Whatever they discussed, it was likely geared towards getting her to leave with him.

Their conversation was cut short when Wilson was suddenly handcuffed from behind by a patrolman and arrested.

Wilson sat in another bar the day before, where he met 26-year-old Virgie Lee Griffin. She left with him and they checked into a nearby hotel as Mr. and Mrs. O.S. Wilson.

He would later tell police that they had a fight over money and he went out to buy whisky and purchased a butcher knife as well. When he got back to the hotel he strangled Griffin to death and then decided to dismember her for disposal. Wilson stayed up "all Tuesday night cutting the body and drinking whisky."

The next morning he didn't seem concerned about disposal anymore, as he said he pushed the corpse into a closet and went out to see the movie.

::::

What is asked: Carry forward the account of Wilson's arrest and the killing of Virgie Lee Griffin from its final sentence. The rows that come after this account are unrelated to it.

Extracted entries:
::::

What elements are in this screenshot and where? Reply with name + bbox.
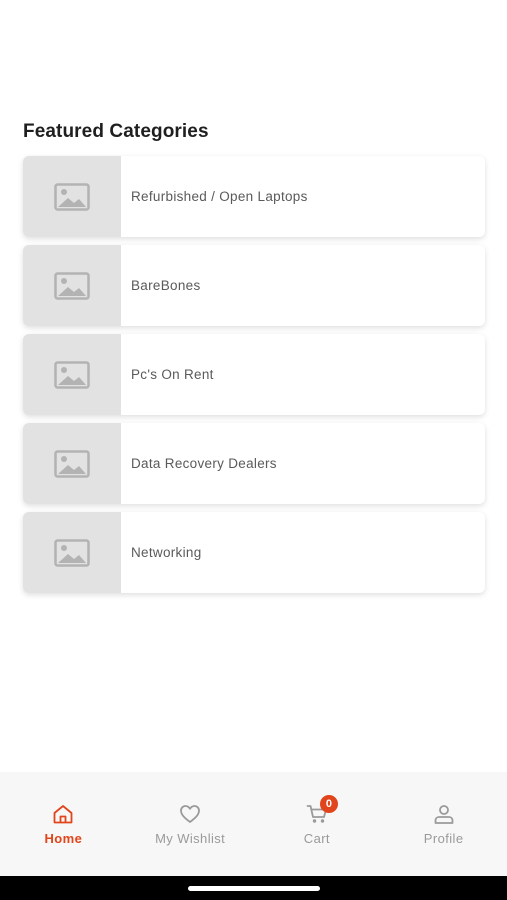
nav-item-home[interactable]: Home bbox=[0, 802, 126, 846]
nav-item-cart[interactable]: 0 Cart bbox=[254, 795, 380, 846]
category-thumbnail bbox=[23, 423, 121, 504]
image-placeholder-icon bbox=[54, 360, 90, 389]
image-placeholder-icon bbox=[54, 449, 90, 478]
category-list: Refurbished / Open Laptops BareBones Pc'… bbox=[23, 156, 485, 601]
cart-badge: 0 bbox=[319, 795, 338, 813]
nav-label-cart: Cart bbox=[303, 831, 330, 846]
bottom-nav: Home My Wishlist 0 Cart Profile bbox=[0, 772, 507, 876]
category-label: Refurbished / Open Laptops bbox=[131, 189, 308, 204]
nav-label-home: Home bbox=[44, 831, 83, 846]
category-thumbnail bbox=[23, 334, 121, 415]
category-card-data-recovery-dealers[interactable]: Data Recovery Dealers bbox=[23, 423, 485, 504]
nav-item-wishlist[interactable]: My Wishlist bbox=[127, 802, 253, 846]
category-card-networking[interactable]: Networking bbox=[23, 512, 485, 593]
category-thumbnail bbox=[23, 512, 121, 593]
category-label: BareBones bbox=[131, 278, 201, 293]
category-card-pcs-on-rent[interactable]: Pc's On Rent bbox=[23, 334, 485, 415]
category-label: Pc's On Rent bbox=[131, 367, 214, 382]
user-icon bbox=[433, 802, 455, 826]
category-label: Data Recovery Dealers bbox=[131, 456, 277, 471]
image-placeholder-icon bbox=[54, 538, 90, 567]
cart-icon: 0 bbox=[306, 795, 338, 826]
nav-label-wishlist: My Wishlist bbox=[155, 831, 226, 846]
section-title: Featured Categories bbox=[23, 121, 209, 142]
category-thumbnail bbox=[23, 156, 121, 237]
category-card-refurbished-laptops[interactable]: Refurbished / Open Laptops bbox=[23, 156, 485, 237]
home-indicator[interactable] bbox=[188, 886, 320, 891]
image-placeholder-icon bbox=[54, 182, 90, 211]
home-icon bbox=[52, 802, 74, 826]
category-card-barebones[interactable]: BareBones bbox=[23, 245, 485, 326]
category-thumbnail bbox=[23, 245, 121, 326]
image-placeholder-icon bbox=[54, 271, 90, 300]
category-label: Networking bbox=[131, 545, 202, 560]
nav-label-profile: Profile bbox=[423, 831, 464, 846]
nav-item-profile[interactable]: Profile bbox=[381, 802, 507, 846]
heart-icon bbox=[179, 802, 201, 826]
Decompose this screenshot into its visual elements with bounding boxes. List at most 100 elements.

::::

Response:
He got a thrill out of sitting in the theater, nobody knowing what he had done. Afterwards he went to another bar and met Lillian Johnson, whose given age varies widely from 35 to 48. She had gone by various aliases and had a police record for check forgery

Johnson went with Wilson to another hotel where he again registered with his real name. He killed and cut her as well, then headed back out to yet another bar--the one where he was arrested.

Wilson's description had gone out over the police radio after a maid found the first victim. The second was discovered shortly thereafter.

Wilson denied involvement at first, but quickly confessed. He pleaded not guilty by reason of insanity but was deemed sane and eventually sentenced to death via the gas chamber at San Quentin.